- _Challenge_: In the entries below, count every line with the word "Guards". Return only the count.

(Data entries)
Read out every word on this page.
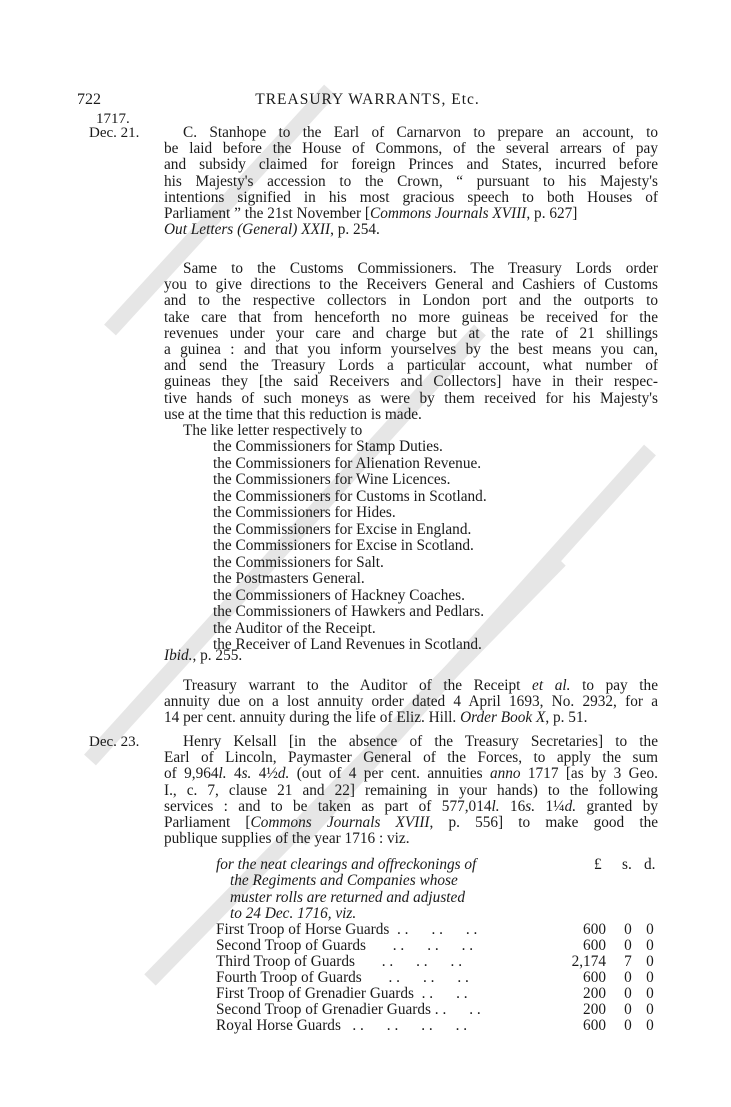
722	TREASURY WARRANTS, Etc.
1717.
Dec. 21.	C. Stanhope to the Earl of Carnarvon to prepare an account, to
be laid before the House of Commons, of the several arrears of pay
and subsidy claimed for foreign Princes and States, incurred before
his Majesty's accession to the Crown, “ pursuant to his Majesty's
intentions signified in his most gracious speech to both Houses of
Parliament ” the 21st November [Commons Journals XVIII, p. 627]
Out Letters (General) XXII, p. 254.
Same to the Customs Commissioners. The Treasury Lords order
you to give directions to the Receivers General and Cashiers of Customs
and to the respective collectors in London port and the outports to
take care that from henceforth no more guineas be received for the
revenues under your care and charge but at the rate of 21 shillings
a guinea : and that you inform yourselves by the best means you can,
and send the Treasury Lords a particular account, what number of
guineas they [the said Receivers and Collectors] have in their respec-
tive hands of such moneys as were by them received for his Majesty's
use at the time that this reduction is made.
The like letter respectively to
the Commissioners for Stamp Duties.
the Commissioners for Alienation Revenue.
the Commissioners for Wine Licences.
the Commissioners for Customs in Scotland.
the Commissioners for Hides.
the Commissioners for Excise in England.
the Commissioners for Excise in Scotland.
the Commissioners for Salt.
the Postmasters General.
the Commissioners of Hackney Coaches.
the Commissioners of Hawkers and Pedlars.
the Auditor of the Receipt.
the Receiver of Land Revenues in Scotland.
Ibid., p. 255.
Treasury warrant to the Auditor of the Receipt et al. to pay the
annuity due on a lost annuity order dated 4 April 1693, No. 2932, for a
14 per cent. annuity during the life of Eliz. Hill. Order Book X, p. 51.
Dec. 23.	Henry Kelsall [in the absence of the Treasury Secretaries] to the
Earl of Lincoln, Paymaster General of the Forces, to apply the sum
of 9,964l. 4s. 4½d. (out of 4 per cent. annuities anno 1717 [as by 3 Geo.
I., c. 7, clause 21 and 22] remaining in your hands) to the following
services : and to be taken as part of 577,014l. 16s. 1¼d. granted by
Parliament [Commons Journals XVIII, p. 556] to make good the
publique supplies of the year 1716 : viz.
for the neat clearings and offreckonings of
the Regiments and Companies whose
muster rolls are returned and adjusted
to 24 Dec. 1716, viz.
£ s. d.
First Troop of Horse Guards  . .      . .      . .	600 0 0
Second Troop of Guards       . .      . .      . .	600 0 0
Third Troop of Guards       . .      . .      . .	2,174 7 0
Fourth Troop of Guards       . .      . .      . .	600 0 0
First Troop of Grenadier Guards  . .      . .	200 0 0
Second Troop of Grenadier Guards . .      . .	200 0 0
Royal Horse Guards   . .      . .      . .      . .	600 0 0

---

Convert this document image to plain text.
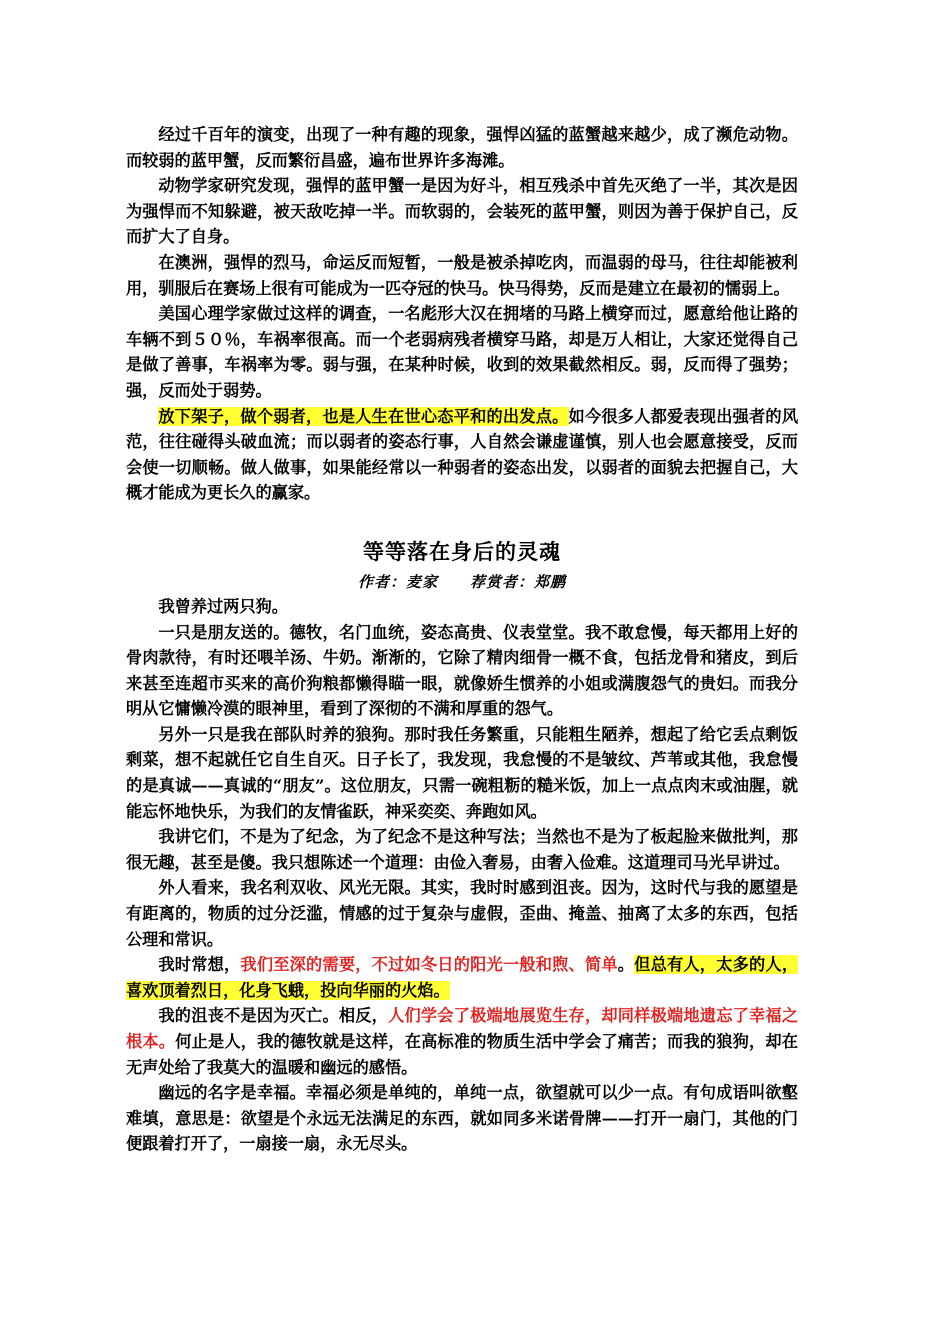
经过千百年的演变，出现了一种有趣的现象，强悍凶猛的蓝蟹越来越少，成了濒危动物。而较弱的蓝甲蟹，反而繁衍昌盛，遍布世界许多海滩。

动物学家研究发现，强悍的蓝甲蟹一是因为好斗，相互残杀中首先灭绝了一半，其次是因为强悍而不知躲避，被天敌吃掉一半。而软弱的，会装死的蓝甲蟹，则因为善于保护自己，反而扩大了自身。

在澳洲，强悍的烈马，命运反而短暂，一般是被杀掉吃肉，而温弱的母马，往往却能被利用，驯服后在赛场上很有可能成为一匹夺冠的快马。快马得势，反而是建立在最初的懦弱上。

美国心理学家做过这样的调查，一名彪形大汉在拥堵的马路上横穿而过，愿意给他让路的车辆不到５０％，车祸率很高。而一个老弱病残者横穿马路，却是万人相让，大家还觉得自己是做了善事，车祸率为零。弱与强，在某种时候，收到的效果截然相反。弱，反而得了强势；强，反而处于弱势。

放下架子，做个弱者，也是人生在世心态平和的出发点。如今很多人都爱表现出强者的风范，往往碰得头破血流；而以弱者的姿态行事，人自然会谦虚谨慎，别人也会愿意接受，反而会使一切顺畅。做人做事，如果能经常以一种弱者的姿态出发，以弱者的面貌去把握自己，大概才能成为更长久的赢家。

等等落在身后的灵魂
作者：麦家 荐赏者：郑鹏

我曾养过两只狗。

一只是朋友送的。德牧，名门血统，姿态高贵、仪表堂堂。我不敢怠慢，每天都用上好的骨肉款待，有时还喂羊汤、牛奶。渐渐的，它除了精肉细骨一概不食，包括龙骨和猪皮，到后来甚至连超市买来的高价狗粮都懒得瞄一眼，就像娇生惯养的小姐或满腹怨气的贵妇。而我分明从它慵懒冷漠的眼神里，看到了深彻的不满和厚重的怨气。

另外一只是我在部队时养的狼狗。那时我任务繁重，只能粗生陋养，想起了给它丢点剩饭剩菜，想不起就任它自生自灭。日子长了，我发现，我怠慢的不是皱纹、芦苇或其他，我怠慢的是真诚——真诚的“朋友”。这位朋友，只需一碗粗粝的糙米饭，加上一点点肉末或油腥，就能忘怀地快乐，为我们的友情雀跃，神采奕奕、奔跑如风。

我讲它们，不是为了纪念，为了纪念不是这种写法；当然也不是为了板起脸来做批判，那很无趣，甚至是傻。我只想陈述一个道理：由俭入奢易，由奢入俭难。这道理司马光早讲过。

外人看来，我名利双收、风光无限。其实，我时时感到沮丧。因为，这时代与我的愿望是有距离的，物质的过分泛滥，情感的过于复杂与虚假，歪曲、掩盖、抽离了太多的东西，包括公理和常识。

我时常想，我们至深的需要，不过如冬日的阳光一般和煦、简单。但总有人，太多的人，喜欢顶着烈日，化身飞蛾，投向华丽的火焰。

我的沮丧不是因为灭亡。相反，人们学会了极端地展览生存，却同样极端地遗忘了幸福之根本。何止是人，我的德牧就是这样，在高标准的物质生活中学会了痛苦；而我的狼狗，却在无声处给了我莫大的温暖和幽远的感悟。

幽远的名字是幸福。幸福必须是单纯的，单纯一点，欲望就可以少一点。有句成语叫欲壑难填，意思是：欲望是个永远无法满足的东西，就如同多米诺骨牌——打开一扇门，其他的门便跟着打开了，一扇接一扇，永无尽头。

- _Output for this task_: 7